[[ RECORD EXCERPTS, beginning ]]

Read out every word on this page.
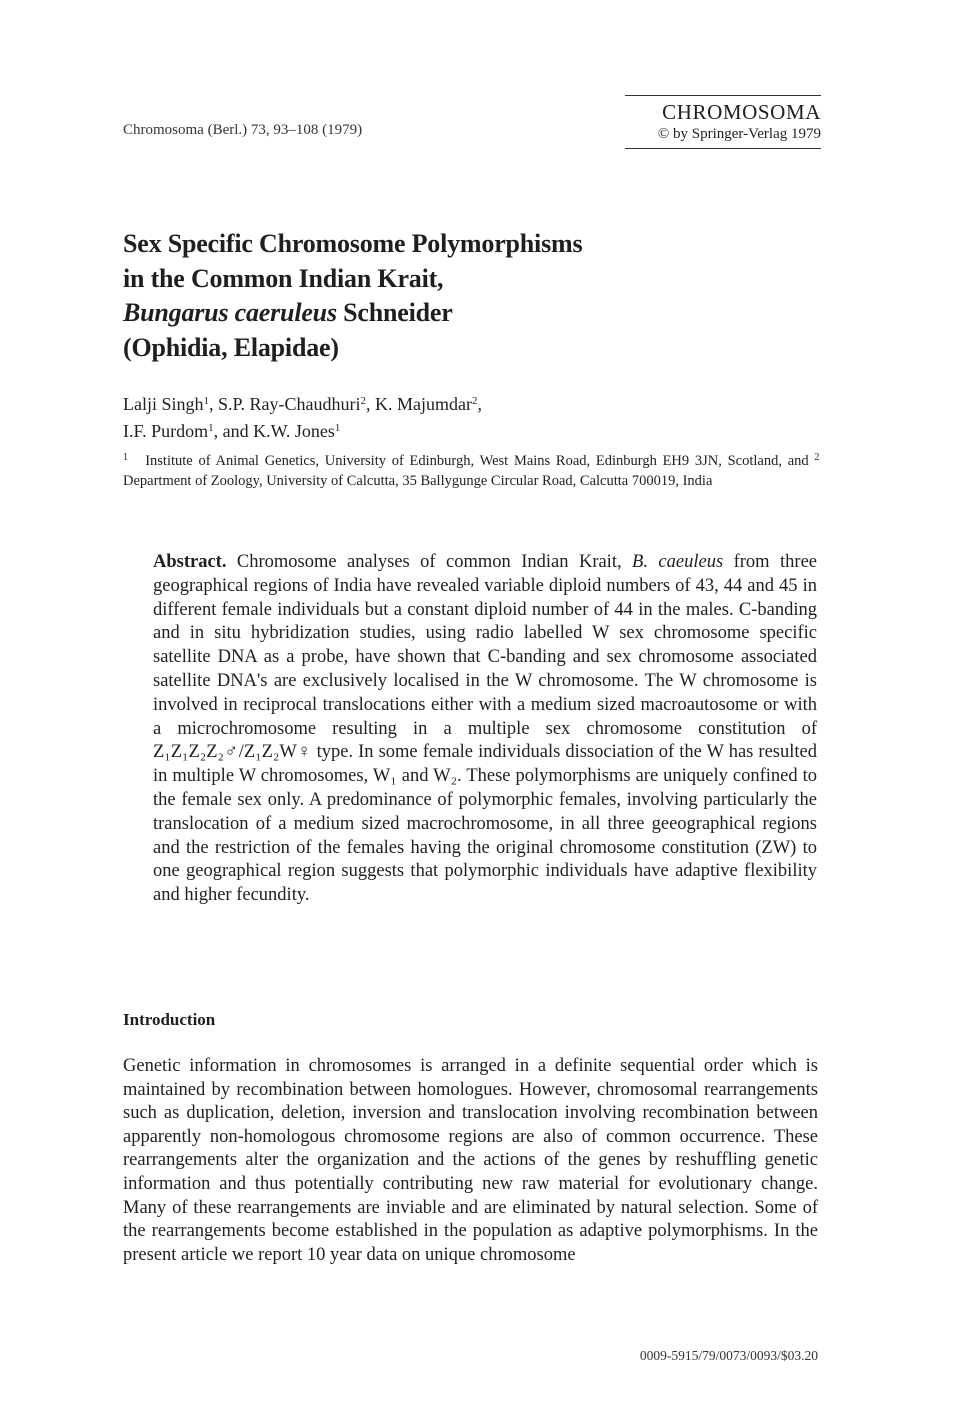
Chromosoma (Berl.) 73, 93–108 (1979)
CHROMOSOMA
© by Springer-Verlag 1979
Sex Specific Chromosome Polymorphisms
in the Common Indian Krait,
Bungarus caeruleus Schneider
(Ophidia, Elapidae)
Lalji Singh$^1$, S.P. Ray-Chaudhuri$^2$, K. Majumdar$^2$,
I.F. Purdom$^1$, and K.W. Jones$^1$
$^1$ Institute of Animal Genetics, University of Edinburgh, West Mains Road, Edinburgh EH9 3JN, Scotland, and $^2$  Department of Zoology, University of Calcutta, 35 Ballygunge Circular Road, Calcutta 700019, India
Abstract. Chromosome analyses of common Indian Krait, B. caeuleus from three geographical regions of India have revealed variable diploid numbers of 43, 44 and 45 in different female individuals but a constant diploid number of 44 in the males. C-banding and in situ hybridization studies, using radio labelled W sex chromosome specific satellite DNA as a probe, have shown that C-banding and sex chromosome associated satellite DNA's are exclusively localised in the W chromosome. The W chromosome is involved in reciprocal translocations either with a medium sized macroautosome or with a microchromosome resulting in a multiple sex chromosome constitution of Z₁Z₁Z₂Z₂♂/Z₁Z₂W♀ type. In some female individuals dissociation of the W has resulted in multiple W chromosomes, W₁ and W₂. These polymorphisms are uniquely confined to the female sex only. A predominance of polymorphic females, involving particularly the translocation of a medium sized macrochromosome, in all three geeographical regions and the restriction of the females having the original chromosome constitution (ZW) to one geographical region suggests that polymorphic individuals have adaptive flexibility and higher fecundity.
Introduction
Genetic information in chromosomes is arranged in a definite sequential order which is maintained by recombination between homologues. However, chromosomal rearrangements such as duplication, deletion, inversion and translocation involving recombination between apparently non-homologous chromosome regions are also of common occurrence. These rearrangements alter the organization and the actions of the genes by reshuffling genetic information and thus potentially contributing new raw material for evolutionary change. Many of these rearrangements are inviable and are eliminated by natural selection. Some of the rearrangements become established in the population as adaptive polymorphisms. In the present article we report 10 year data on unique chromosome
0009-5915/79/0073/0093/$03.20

[[ RECORD EXCERPTS, end ]]

INSTRUCTIONS TO FOLLOW:
The answer must be an exact copy of the records above, with the pictures left out.

RESPONSE FOR THIS EXERCISE:
Read out every word on this page.
Chromosoma (Berl.) 73, 93–108 (1979)
CHROMOSOMA
© by Springer-Verlag 1979
Sex Specific Chromosome Polymorphisms
in the Common Indian Krait,
Bungarus caeruleus Schneider
(Ophidia, Elapidae)
Lalji Singh$^1$, S.P. Ray-Chaudhuri$^2$, K. Majumdar$^2$,
I.F. Purdom$^1$, and K.W. Jones$^1$
$^1$ Institute of Animal Genetics, University of Edinburgh, West Mains Road, Edinburgh EH9 3JN, Scotland, and $^2$  Department of Zoology, University of Calcutta, 35 Ballygunge Circular Road, Calcutta 700019, India
Abstract. Chromosome analyses of common Indian Krait, B. caeuleus from three geographical regions of India have revealed variable diploid numbers of 43, 44 and 45 in different female individuals but a constant diploid number of 44 in the males. C-banding and in situ hybridization studies, using radio labelled W sex chromosome specific satellite DNA as a probe, have shown that C-banding and sex chromosome associated satellite DNA's are exclusively localised in the W chromosome. The W chromosome is involved in reciprocal translocations either with a medium sized macroautosome or with a microchromosome resulting in a multiple sex chromosome constitution of Z₁Z₁Z₂Z₂♂/Z₁Z₂W♀ type. In some female individuals dissociation of the W has resulted in multiple W chromosomes, W₁ and W₂. These polymorphisms are uniquely confined to the female sex only. A predominance of polymorphic females, involving particularly the translocation of a medium sized macrochromosome, in all three geeographical regions and the restriction of the females having the original chromosome constitution (ZW) to one geographical region suggests that polymorphic individuals have adaptive flexibility and higher fecundity.
Introduction
Genetic information in chromosomes is arranged in a definite sequential order which is maintained by recombination between homologues. However, chromosomal rearrangements such as duplication, deletion, inversion and translocation involving recombination between apparently non-homologous chromosome regions are also of common occurrence. These rearrangements alter the organization and the actions of the genes by reshuffling genetic information and thus potentially contributing new raw material for evolutionary change. Many of these rearrangements are inviable and are eliminated by natural selection. Some of the rearrangements become established in the population as adaptive polymorphisms. In the present article we report 10 year data on unique chromosome
0009-5915/79/0073/0093/$03.20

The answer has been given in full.